-- Records provided --
·····
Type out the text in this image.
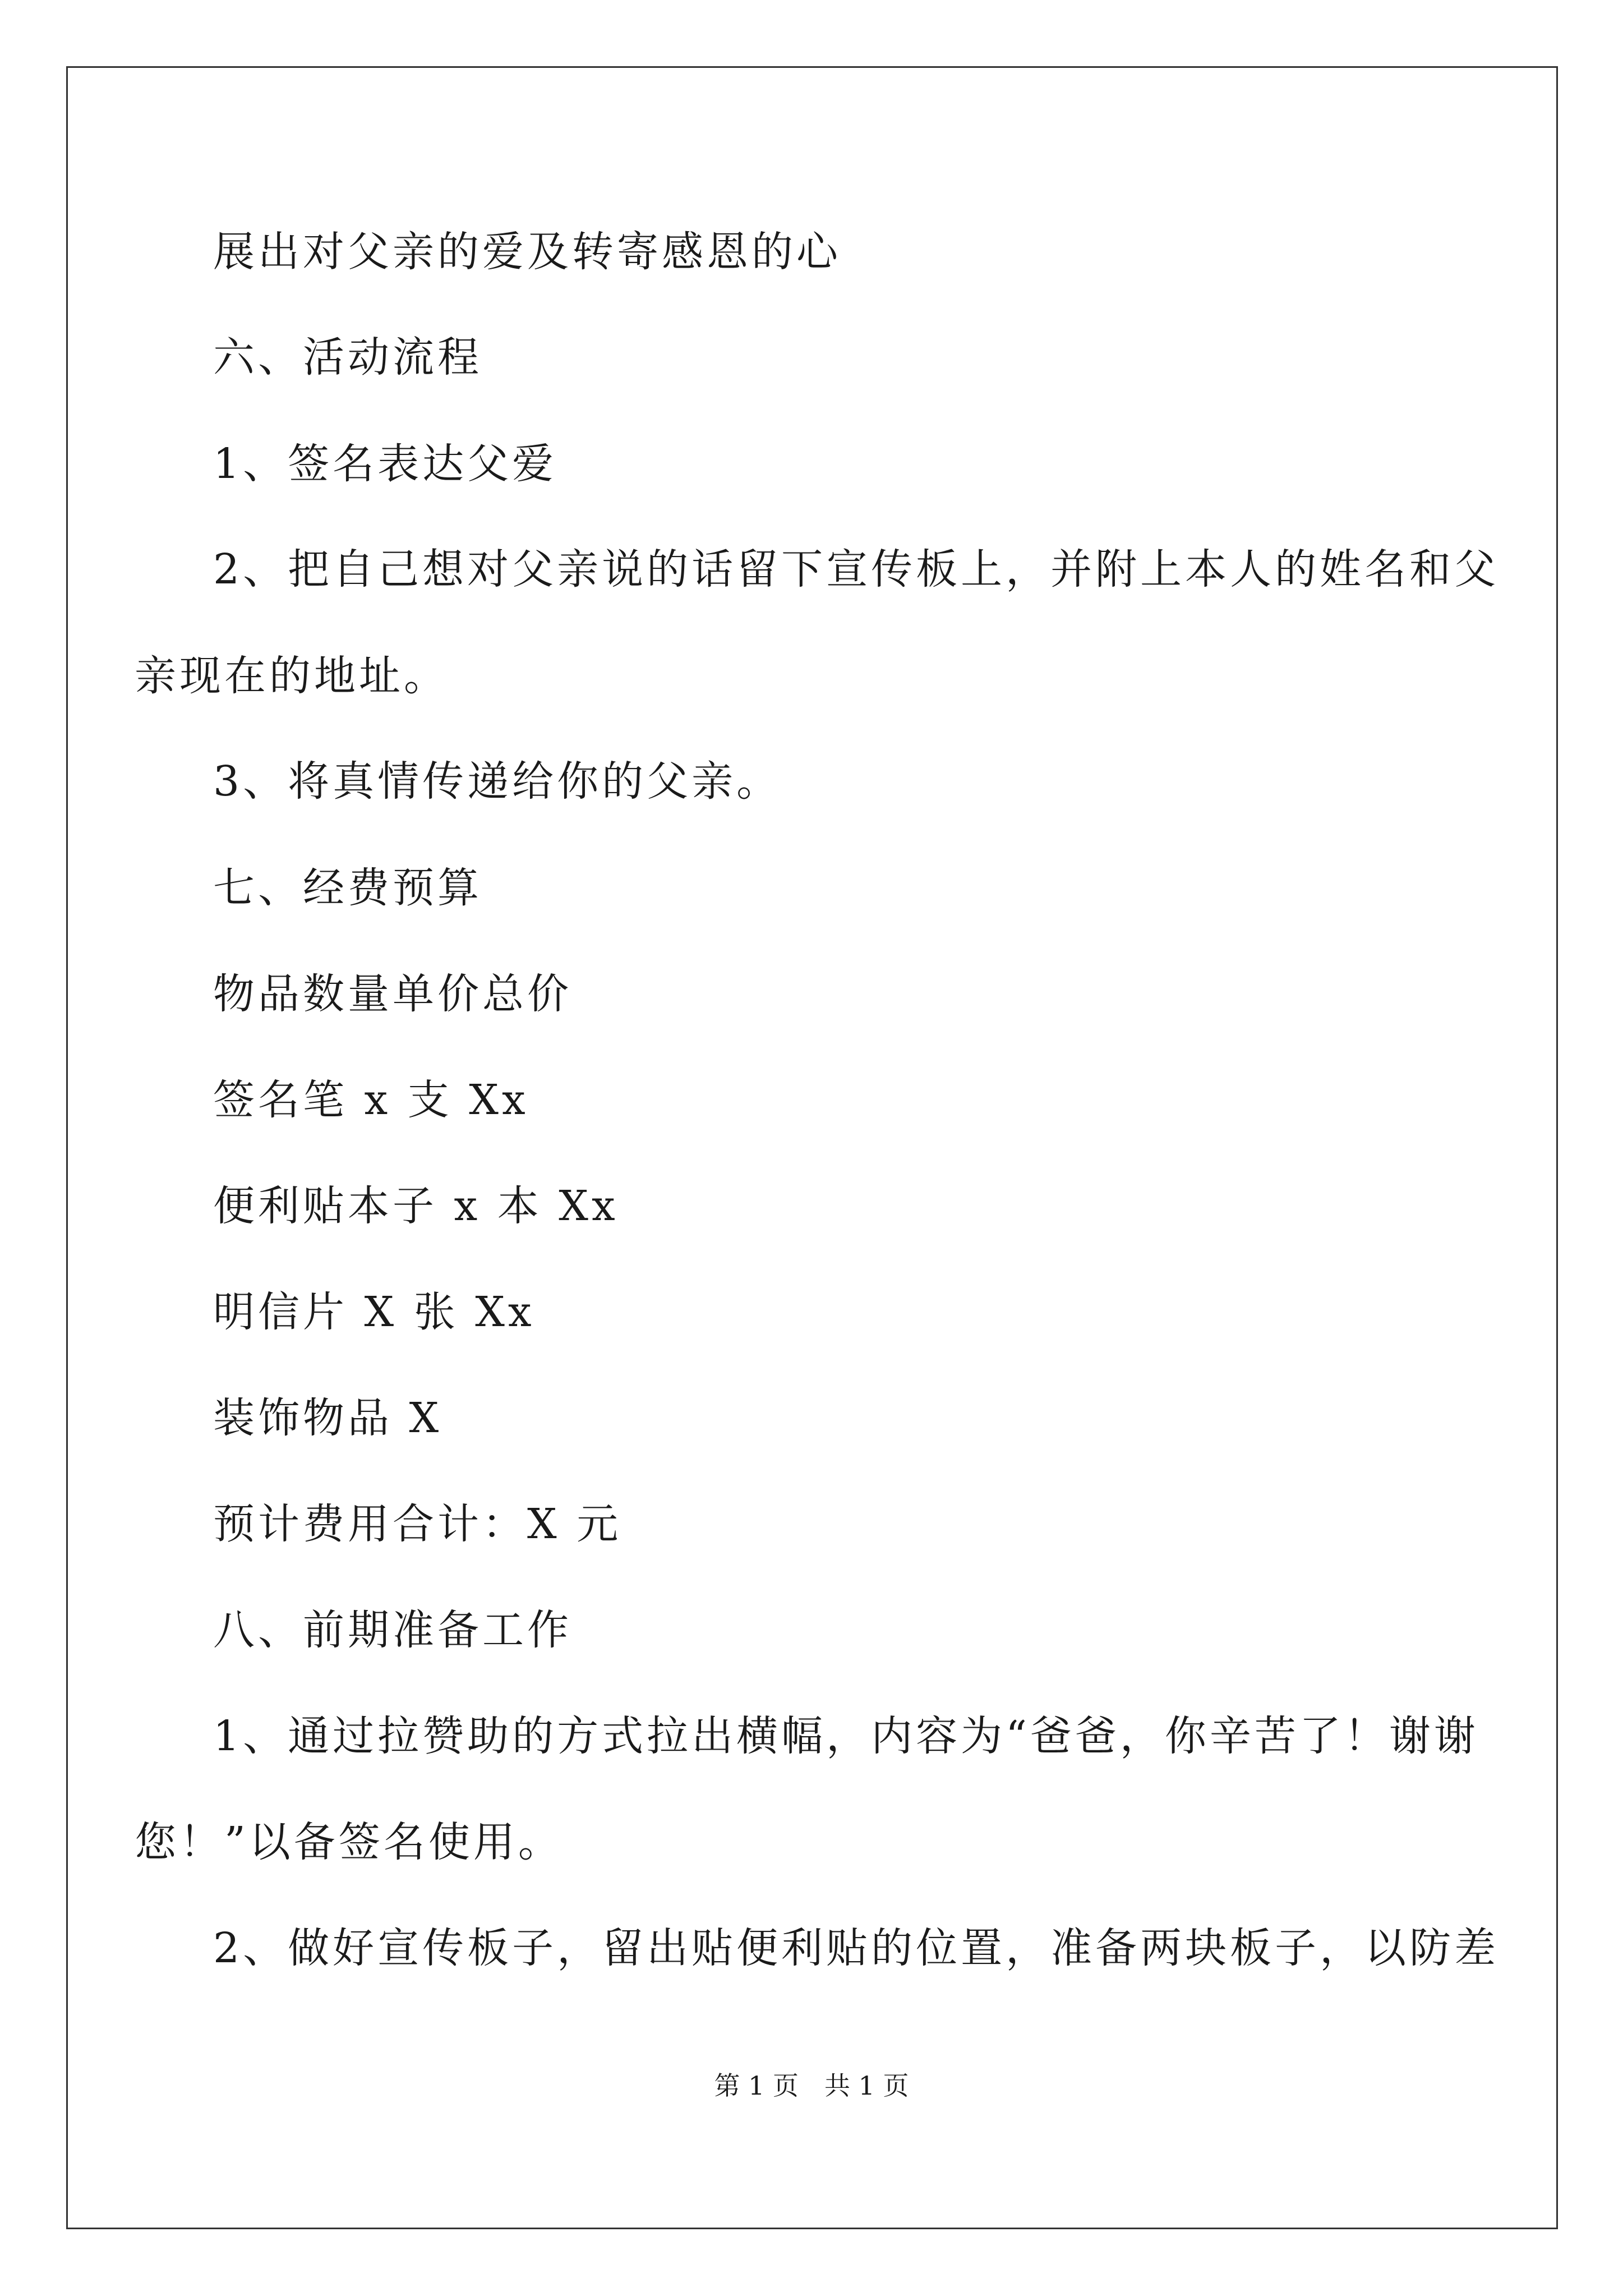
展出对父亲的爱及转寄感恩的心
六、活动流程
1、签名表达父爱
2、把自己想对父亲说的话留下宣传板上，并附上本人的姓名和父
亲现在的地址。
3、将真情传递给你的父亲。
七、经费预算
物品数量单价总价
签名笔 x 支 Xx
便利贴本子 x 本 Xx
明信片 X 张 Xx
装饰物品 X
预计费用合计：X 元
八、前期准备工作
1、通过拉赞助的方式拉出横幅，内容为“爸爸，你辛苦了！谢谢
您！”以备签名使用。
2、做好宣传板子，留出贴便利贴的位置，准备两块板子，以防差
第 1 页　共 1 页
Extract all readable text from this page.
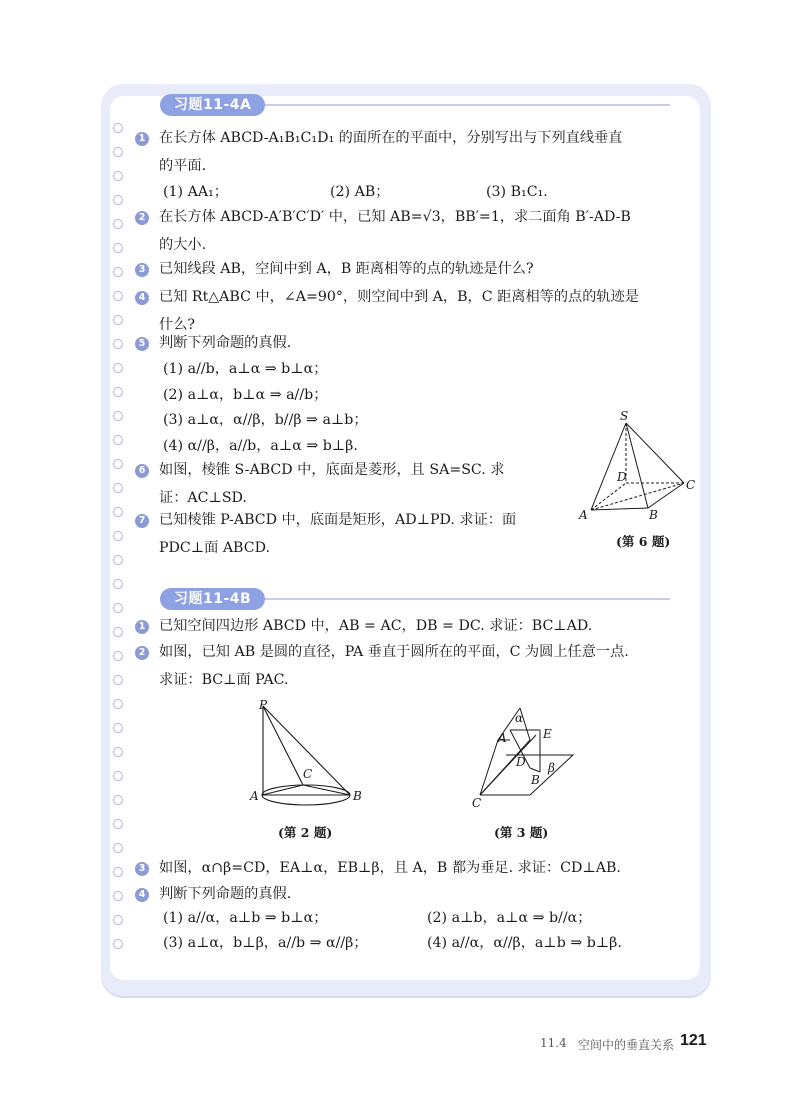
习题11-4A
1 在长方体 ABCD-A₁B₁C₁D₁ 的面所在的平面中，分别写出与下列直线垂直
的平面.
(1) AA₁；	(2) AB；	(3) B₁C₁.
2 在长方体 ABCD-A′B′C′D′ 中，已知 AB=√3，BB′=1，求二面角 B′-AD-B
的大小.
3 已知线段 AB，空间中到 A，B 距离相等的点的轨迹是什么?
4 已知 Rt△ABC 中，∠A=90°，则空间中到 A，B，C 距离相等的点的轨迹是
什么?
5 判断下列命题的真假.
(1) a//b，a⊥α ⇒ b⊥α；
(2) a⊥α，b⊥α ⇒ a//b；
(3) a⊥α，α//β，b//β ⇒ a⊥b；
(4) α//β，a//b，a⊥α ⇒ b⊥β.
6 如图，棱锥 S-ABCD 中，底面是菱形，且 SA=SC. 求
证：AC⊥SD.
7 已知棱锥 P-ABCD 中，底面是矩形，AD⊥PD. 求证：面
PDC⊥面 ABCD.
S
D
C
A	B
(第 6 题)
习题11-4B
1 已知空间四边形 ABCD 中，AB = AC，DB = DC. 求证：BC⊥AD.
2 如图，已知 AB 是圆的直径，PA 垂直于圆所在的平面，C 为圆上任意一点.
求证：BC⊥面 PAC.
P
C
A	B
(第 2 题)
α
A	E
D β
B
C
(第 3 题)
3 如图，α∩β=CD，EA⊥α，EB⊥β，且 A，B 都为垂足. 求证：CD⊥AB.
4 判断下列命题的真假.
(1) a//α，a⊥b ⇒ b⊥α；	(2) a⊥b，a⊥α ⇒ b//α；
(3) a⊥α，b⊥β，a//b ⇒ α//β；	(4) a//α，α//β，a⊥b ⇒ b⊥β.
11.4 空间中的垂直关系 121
·····
-- What to do --
How many lines of the records contain the string "this"? Respond with the number alone.

-- Exercise answer --
2